Stated task
Transcribe every line exactly. Leave the pictures behind.

Data listing
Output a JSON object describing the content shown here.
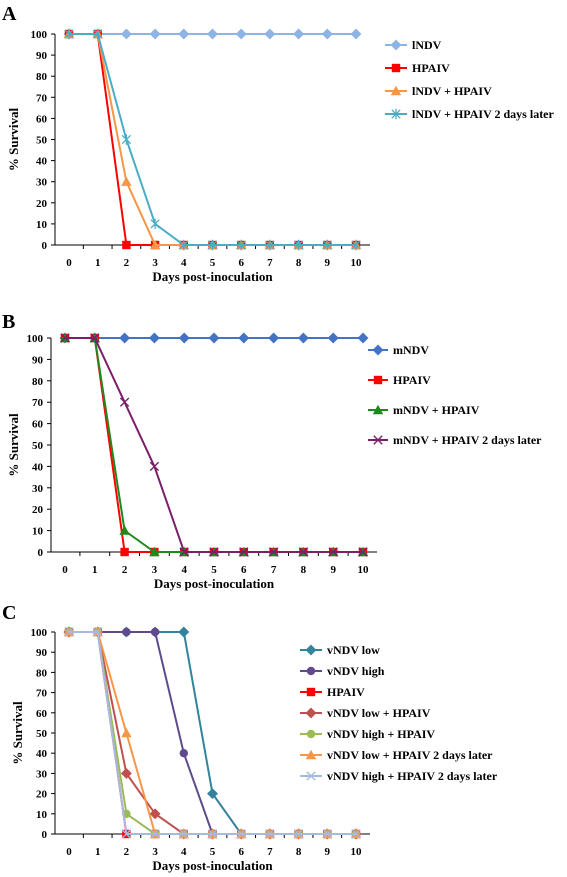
{
  "chart_data": [
    {
      "panel": "A",
      "type": "line",
      "xlabel": "Days post-inoculation",
      "ylabel": "% Survival",
      "x": [
        0,
        1,
        2,
        3,
        4,
        5,
        6,
        7,
        8,
        9,
        10
      ],
      "ylim": [
        0,
        100
      ],
      "yticks": [
        0,
        10,
        20,
        30,
        40,
        50,
        60,
        70,
        80,
        90,
        100
      ],
      "legend_position": "right",
      "series": [
        {
          "name": "lNDV",
          "color": "#8eb4e3",
          "marker": "diamond",
          "values": [
            100,
            100,
            100,
            100,
            100,
            100,
            100,
            100,
            100,
            100,
            100
          ]
        },
        {
          "name": "HPAIV",
          "color": "#ff0000",
          "marker": "square",
          "values": [
            100,
            100,
            0,
            0,
            0,
            0,
            0,
            0,
            0,
            0,
            0
          ]
        },
        {
          "name": "lNDV + HPAIV",
          "color": "#f79646",
          "marker": "triangle",
          "values": [
            100,
            100,
            30,
            0,
            0,
            0,
            0,
            0,
            0,
            0,
            0
          ]
        },
        {
          "name": "lNDV + HPAIV 2 days later",
          "color": "#4bacc6",
          "marker": "star",
          "values": [
            100,
            100,
            50,
            10,
            0,
            0,
            0,
            0,
            0,
            0,
            0
          ]
        }
      ]
    },
    {
      "panel": "B",
      "type": "line",
      "xlabel": "Days post-inoculation",
      "ylabel": "% Survival",
      "x": [
        0,
        1,
        2,
        3,
        4,
        5,
        6,
        7,
        8,
        9,
        10
      ],
      "ylim": [
        0,
        100
      ],
      "yticks": [
        0,
        10,
        20,
        30,
        40,
        50,
        60,
        70,
        80,
        90,
        100
      ],
      "legend_position": "right",
      "series": [
        {
          "name": "mNDV",
          "color": "#4472c4",
          "marker": "diamond",
          "values": [
            100,
            100,
            100,
            100,
            100,
            100,
            100,
            100,
            100,
            100,
            100
          ]
        },
        {
          "name": "HPAIV",
          "color": "#ff0000",
          "marker": "square",
          "values": [
            100,
            100,
            0,
            0,
            0,
            0,
            0,
            0,
            0,
            0,
            0
          ]
        },
        {
          "name": "mNDV + HPAIV",
          "color": "#1e8a1e",
          "marker": "triangle",
          "values": [
            100,
            100,
            10,
            0,
            0,
            0,
            0,
            0,
            0,
            0,
            0
          ]
        },
        {
          "name": "mNDV + HPAIV 2 days  later",
          "color": "#7b1f6a",
          "marker": "x",
          "values": [
            100,
            100,
            70,
            40,
            0,
            0,
            0,
            0,
            0,
            0,
            0
          ]
        }
      ]
    },
    {
      "panel": "C",
      "type": "line",
      "xlabel": "Days post-inoculation",
      "ylabel": "% Survival",
      "x": [
        0,
        1,
        2,
        3,
        4,
        5,
        6,
        7,
        8,
        9,
        10
      ],
      "ylim": [
        0,
        100
      ],
      "yticks": [
        0,
        10,
        20,
        30,
        40,
        50,
        60,
        70,
        80,
        90,
        100
      ],
      "legend_position": "right",
      "series": [
        {
          "name": "vNDV low",
          "color": "#31849b",
          "marker": "diamond",
          "values": [
            100,
            100,
            100,
            100,
            100,
            20,
            0,
            0,
            0,
            0,
            0
          ]
        },
        {
          "name": "vNDV high",
          "color": "#5f4b8b",
          "marker": "circle",
          "values": [
            100,
            100,
            100,
            100,
            40,
            0,
            0,
            0,
            0,
            0,
            0
          ]
        },
        {
          "name": "HPAIV",
          "color": "#ff0000",
          "marker": "square",
          "values": [
            100,
            100,
            0,
            0,
            0,
            0,
            0,
            0,
            0,
            0,
            0
          ]
        },
        {
          "name": "vNDV low + HPAIV",
          "color": "#c0504d",
          "marker": "diamond",
          "values": [
            100,
            100,
            30,
            10,
            0,
            0,
            0,
            0,
            0,
            0,
            0
          ]
        },
        {
          "name": "vNDV high + HPAIV",
          "color": "#9bbb59",
          "marker": "circle",
          "values": [
            100,
            100,
            10,
            0,
            0,
            0,
            0,
            0,
            0,
            0,
            0
          ]
        },
        {
          "name": "vNDV low + HPAIV 2 days  later",
          "color": "#f79646",
          "marker": "triangle",
          "values": [
            100,
            100,
            50,
            0,
            0,
            0,
            0,
            0,
            0,
            0,
            0
          ]
        },
        {
          "name": "vNDV high + HPAIV 2 days later",
          "color": "#a6b9e0",
          "marker": "x",
          "values": [
            100,
            100,
            0,
            0,
            0,
            0,
            0,
            0,
            0,
            0,
            0
          ]
        }
      ]
    }
  ]
}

Answer to this problem
Output a JSON object describing the content shown here.
{
  "chart_data": [
    {
      "panel": "A",
      "type": "line",
      "xlabel": "Days post-inoculation",
      "ylabel": "% Survival",
      "x": [
        0,
        1,
        2,
        3,
        4,
        5,
        6,
        7,
        8,
        9,
        10
      ],
      "ylim": [
        0,
        100
      ],
      "yticks": [
        0,
        10,
        20,
        30,
        40,
        50,
        60,
        70,
        80,
        90,
        100
      ],
      "legend_position": "right",
      "series": [
        {
          "name": "lNDV",
          "color": "#8eb4e3",
          "marker": "diamond",
          "values": [
            100,
            100,
            100,
            100,
            100,
            100,
            100,
            100,
            100,
            100,
            100
          ]
        },
        {
          "name": "HPAIV",
          "color": "#ff0000",
          "marker": "square",
          "values": [
            100,
            100,
            0,
            0,
            0,
            0,
            0,
            0,
            0,
            0,
            0
          ]
        },
        {
          "name": "lNDV + HPAIV",
          "color": "#f79646",
          "marker": "triangle",
          "values": [
            100,
            100,
            30,
            0,
            0,
            0,
            0,
            0,
            0,
            0,
            0
          ]
        },
        {
          "name": "lNDV + HPAIV 2 days later",
          "color": "#4bacc6",
          "marker": "star",
          "values": [
            100,
            100,
            50,
            10,
            0,
            0,
            0,
            0,
            0,
            0,
            0
          ]
        }
      ]
    },
    {
      "panel": "B",
      "type": "line",
      "xlabel": "Days post-inoculation",
      "ylabel": "% Survival",
      "x": [
        0,
        1,
        2,
        3,
        4,
        5,
        6,
        7,
        8,
        9,
        10
      ],
      "ylim": [
        0,
        100
      ],
      "yticks": [
        0,
        10,
        20,
        30,
        40,
        50,
        60,
        70,
        80,
        90,
        100
      ],
      "legend_position": "right",
      "series": [
        {
          "name": "mNDV",
          "color": "#4472c4",
          "marker": "diamond",
          "values": [
            100,
            100,
            100,
            100,
            100,
            100,
            100,
            100,
            100,
            100,
            100
          ]
        },
        {
          "name": "HPAIV",
          "color": "#ff0000",
          "marker": "square",
          "values": [
            100,
            100,
            0,
            0,
            0,
            0,
            0,
            0,
            0,
            0,
            0
          ]
        },
        {
          "name": "mNDV + HPAIV",
          "color": "#1e8a1e",
          "marker": "triangle",
          "values": [
            100,
            100,
            10,
            0,
            0,
            0,
            0,
            0,
            0,
            0,
            0
          ]
        },
        {
          "name": "mNDV + HPAIV 2 days  later",
          "color": "#7b1f6a",
          "marker": "x",
          "values": [
            100,
            100,
            70,
            40,
            0,
            0,
            0,
            0,
            0,
            0,
            0
          ]
        }
      ]
    },
    {
      "panel": "C",
      "type": "line",
      "xlabel": "Days post-inoculation",
      "ylabel": "% Survival",
      "x": [
        0,
        1,
        2,
        3,
        4,
        5,
        6,
        7,
        8,
        9,
        10
      ],
      "ylim": [
        0,
        100
      ],
      "yticks": [
        0,
        10,
        20,
        30,
        40,
        50,
        60,
        70,
        80,
        90,
        100
      ],
      "legend_position": "right",
      "series": [
        {
          "name": "vNDV low",
          "color": "#31849b",
          "marker": "diamond",
          "values": [
            100,
            100,
            100,
            100,
            100,
            20,
            0,
            0,
            0,
            0,
            0
          ]
        },
        {
          "name": "vNDV high",
          "color": "#5f4b8b",
          "marker": "circle",
          "values": [
            100,
            100,
            100,
            100,
            40,
            0,
            0,
            0,
            0,
            0,
            0
          ]
        },
        {
          "name": "HPAIV",
          "color": "#ff0000",
          "marker": "square",
          "values": [
            100,
            100,
            0,
            0,
            0,
            0,
            0,
            0,
            0,
            0,
            0
          ]
        },
        {
          "name": "vNDV low + HPAIV",
          "color": "#c0504d",
          "marker": "diamond",
          "values": [
            100,
            100,
            30,
            10,
            0,
            0,
            0,
            0,
            0,
            0,
            0
          ]
        },
        {
          "name": "vNDV high + HPAIV",
          "color": "#9bbb59",
          "marker": "circle",
          "values": [
            100,
            100,
            10,
            0,
            0,
            0,
            0,
            0,
            0,
            0,
            0
          ]
        },
        {
          "name": "vNDV low + HPAIV 2 days  later",
          "color": "#f79646",
          "marker": "triangle",
          "values": [
            100,
            100,
            50,
            0,
            0,
            0,
            0,
            0,
            0,
            0,
            0
          ]
        },
        {
          "name": "vNDV high + HPAIV 2 days later",
          "color": "#a6b9e0",
          "marker": "x",
          "values": [
            100,
            100,
            0,
            0,
            0,
            0,
            0,
            0,
            0,
            0,
            0
          ]
        }
      ]
    }
  ]
}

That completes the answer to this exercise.